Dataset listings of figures
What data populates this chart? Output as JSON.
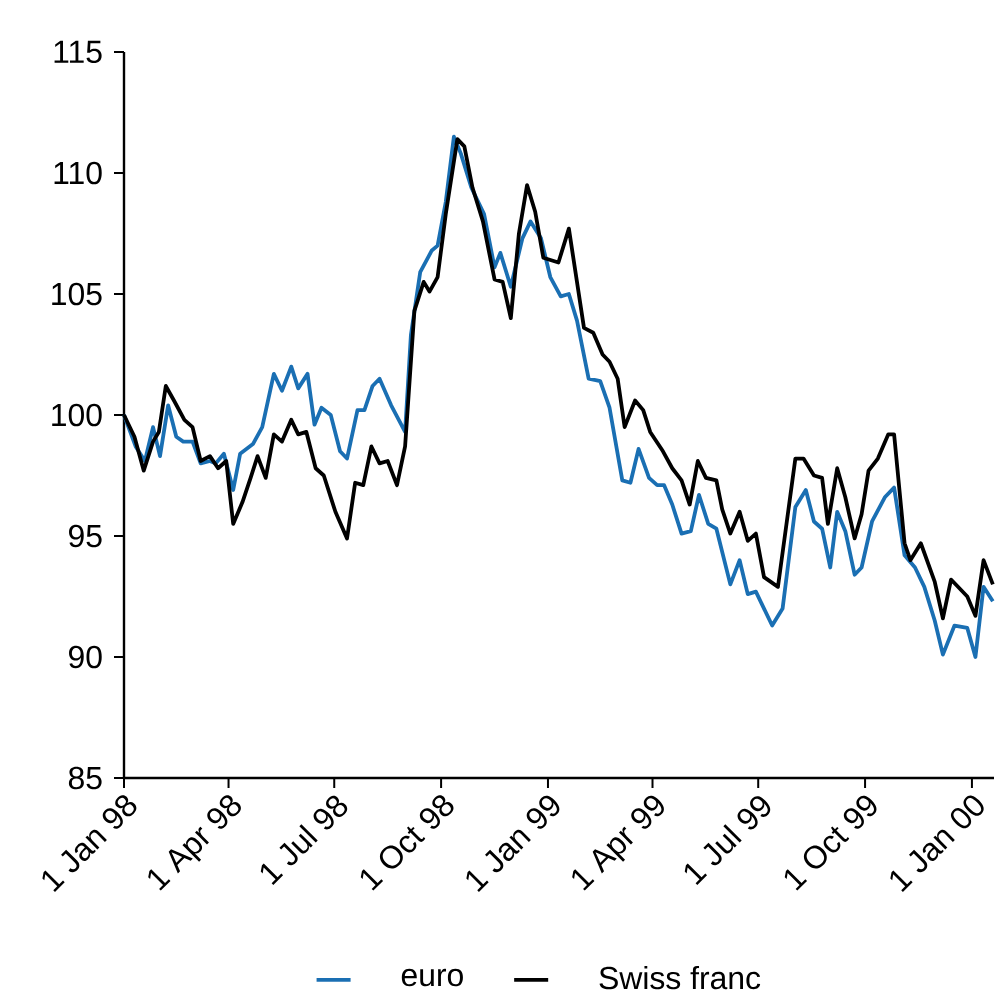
{
  "chart_data": {
    "type": "line",
    "xlim": [
      "1998-01-01",
      "2000-01-20"
    ],
    "xticks": [
      {
        "value": "1998-01-01",
        "label": "1 Jan 98"
      },
      {
        "value": "1998-04-01",
        "label": "1 Apr 98"
      },
      {
        "value": "1998-07-01",
        "label": "1 Jul 98"
      },
      {
        "value": "1998-10-01",
        "label": "1 Oct 98"
      },
      {
        "value": "1999-01-01",
        "label": "1 Jan 99"
      },
      {
        "value": "1999-04-01",
        "label": "1 Apr 99"
      },
      {
        "value": "1999-07-01",
        "label": "1 Jul 99"
      },
      {
        "value": "1999-10-01",
        "label": "1 Oct 99"
      },
      {
        "value": "2000-01-01",
        "label": "1 Jan 00"
      }
    ],
    "ylim": [
      85,
      115
    ],
    "yticks": [
      85,
      90,
      95,
      100,
      105,
      110,
      115
    ],
    "legend": "bottom",
    "marker": "none",
    "line_style": "solid",
    "series": [
      {
        "name": "euro",
        "color": "#1a6fb3",
        "x": [
          "1998-01-01",
          "1998-01-11",
          "1998-01-19",
          "1998-01-26",
          "1998-02-01",
          "1998-02-08",
          "1998-02-15",
          "1998-02-21",
          "1998-03-01",
          "1998-03-08",
          "1998-03-16",
          "1998-03-21",
          "1998-03-28",
          "1998-04-05",
          "1998-04-11",
          "1998-04-22",
          "1998-04-30",
          "1998-05-10",
          "1998-05-17",
          "1998-05-25",
          "1998-05-31",
          "1998-06-08",
          "1998-06-14",
          "1998-06-20",
          "1998-06-28",
          "1998-07-06",
          "1998-07-12",
          "1998-07-21",
          "1998-07-27",
          "1998-08-03",
          "1998-08-09",
          "1998-08-19",
          "1998-08-31",
          "1998-09-05",
          "1998-09-13",
          "1998-09-23",
          "1998-09-28",
          "1998-10-05",
          "1998-10-12",
          "1998-10-18",
          "1998-10-27",
          "1998-11-07",
          "1998-11-16",
          "1998-11-21",
          "1998-11-30",
          "1998-12-10",
          "1998-12-17",
          "1998-12-26",
          "1999-01-03",
          "1999-01-12",
          "1999-01-19",
          "1999-01-26",
          "1999-02-05",
          "1999-02-15",
          "1999-02-23",
          "1999-03-06",
          "1999-03-13",
          "1999-03-20",
          "1999-03-29",
          "1999-04-05",
          "1999-04-11",
          "1999-04-18",
          "1999-04-26",
          "1999-05-04",
          "1999-05-11",
          "1999-05-19",
          "1999-05-26",
          "1999-06-07",
          "1999-06-15",
          "1999-06-22",
          "1999-06-29",
          "1999-07-13",
          "1999-07-22",
          "1999-08-02",
          "1999-08-11",
          "1999-08-18",
          "1999-08-25",
          "1999-09-01",
          "1999-09-07",
          "1999-09-14",
          "1999-09-22",
          "1999-09-28",
          "1999-10-07",
          "1999-10-18",
          "1999-10-26",
          "1999-11-04",
          "1999-11-13",
          "1999-11-21",
          "1999-11-30",
          "1999-12-07",
          "1999-12-17",
          "1999-12-28",
          "2000-01-04",
          "2000-01-11",
          "2000-01-19"
        ],
        "values": [
          100.0,
          98.7,
          98.1,
          99.5,
          98.3,
          100.4,
          99.1,
          98.9,
          98.9,
          98.0,
          98.1,
          98.0,
          98.4,
          96.9,
          98.4,
          98.8,
          99.5,
          101.7,
          101.0,
          102.0,
          101.1,
          101.7,
          99.6,
          100.3,
          100.0,
          98.5,
          98.2,
          100.2,
          100.2,
          101.2,
          101.5,
          100.4,
          99.3,
          103.3,
          105.9,
          106.8,
          107.0,
          108.8,
          111.5,
          110.8,
          109.4,
          108.3,
          106.1,
          106.7,
          105.3,
          107.3,
          108.0,
          107.3,
          105.7,
          104.9,
          105.0,
          103.9,
          101.5,
          101.4,
          100.3,
          97.3,
          97.2,
          98.6,
          97.4,
          97.1,
          97.1,
          96.3,
          95.1,
          95.2,
          96.7,
          95.5,
          95.3,
          93.0,
          94.0,
          92.6,
          92.7,
          91.3,
          92.0,
          96.2,
          96.9,
          95.6,
          95.3,
          93.7,
          96.0,
          95.2,
          93.4,
          93.7,
          95.6,
          96.6,
          97.0,
          94.2,
          93.7,
          92.9,
          91.5,
          90.1,
          91.3,
          91.2,
          90.0,
          92.9,
          92.3
        ]
      },
      {
        "name": "Swiss franc",
        "color": "#000000",
        "x": [
          "1998-01-01",
          "1998-01-10",
          "1998-01-18",
          "1998-01-26",
          "1998-01-31",
          "1998-02-06",
          "1998-02-13",
          "1998-02-22",
          "1998-03-01",
          "1998-03-08",
          "1998-03-16",
          "1998-03-23",
          "1998-03-30",
          "1998-04-05",
          "1998-04-13",
          "1998-04-20",
          "1998-04-26",
          "1998-05-03",
          "1998-05-10",
          "1998-05-17",
          "1998-05-25",
          "1998-05-31",
          "1998-06-07",
          "1998-06-15",
          "1998-06-22",
          "1998-07-02",
          "1998-07-12",
          "1998-07-19",
          "1998-07-26",
          "1998-08-02",
          "1998-08-09",
          "1998-08-16",
          "1998-08-24",
          "1998-08-31",
          "1998-09-08",
          "1998-09-16",
          "1998-09-21",
          "1998-09-28",
          "1998-10-05",
          "1998-10-15",
          "1998-10-21",
          "1998-10-28",
          "1998-11-06",
          "1998-11-16",
          "1998-11-23",
          "1998-11-30",
          "1998-12-07",
          "1998-12-14",
          "1998-12-21",
          "1998-12-28",
          "1999-01-10",
          "1999-01-19",
          "1999-02-01",
          "1999-02-09",
          "1999-02-17",
          "1999-02-23",
          "1999-03-02",
          "1999-03-08",
          "1999-03-17",
          "1999-03-24",
          "1999-03-30",
          "1999-04-10",
          "1999-04-18",
          "1999-04-26",
          "1999-05-03",
          "1999-05-10",
          "1999-05-17",
          "1999-05-26",
          "1999-05-31",
          "1999-06-07",
          "1999-06-15",
          "1999-06-22",
          "1999-06-29",
          "1999-07-06",
          "1999-07-18",
          "1999-08-02",
          "1999-08-09",
          "1999-08-18",
          "1999-08-25",
          "1999-08-30",
          "1999-09-07",
          "1999-09-14",
          "1999-09-22",
          "1999-09-28",
          "1999-10-04",
          "1999-10-12",
          "1999-10-21",
          "1999-10-26",
          "1999-11-04",
          "1999-11-09",
          "1999-11-18",
          "1999-11-30",
          "1999-12-07",
          "1999-12-14",
          "1999-12-28",
          "2000-01-04",
          "2000-01-11",
          "2000-01-19"
        ],
        "values": [
          100.0,
          99.1,
          97.7,
          98.9,
          99.3,
          101.2,
          100.6,
          99.8,
          99.5,
          98.1,
          98.3,
          97.8,
          98.1,
          95.5,
          96.4,
          97.4,
          98.3,
          97.4,
          99.2,
          98.9,
          99.8,
          99.2,
          99.3,
          97.8,
          97.5,
          96.0,
          94.9,
          97.2,
          97.1,
          98.7,
          98.0,
          98.1,
          97.1,
          98.7,
          104.3,
          105.5,
          105.1,
          105.7,
          108.3,
          111.4,
          111.1,
          109.4,
          108.0,
          105.6,
          105.5,
          104.0,
          107.5,
          109.5,
          108.4,
          106.5,
          106.3,
          107.7,
          103.6,
          103.4,
          102.5,
          102.2,
          101.5,
          99.5,
          100.6,
          100.2,
          99.3,
          98.5,
          97.8,
          97.3,
          96.3,
          98.1,
          97.4,
          97.3,
          96.1,
          95.1,
          96.0,
          94.8,
          95.1,
          93.3,
          92.9,
          98.2,
          98.2,
          97.5,
          97.4,
          95.5,
          97.8,
          96.6,
          94.9,
          95.9,
          97.7,
          98.2,
          99.2,
          99.2,
          94.7,
          94.0,
          94.7,
          93.1,
          91.6,
          93.2,
          92.5,
          91.7,
          94.0,
          93.0
        ]
      }
    ]
  }
}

__Exercise directions__.
Every line of the listing that holds "label" is to be counted; give only the resulting number.

__Written reply__.
9